---- WORKING DATA

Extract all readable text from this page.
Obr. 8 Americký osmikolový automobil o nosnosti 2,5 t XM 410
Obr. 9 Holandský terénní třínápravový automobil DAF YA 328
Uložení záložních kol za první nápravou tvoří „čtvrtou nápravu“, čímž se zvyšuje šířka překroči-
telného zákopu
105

--------

# WHAT THE TASK ASKS
Return each line among the entries that holds the word "automobil".

# EXERCISE RESPONSE
Obr. 8 Americký osmikolový automobil o nosnosti 2,5 t XM 410
Obr. 9 Holandský terénní třínápravový automobil DAF YA 328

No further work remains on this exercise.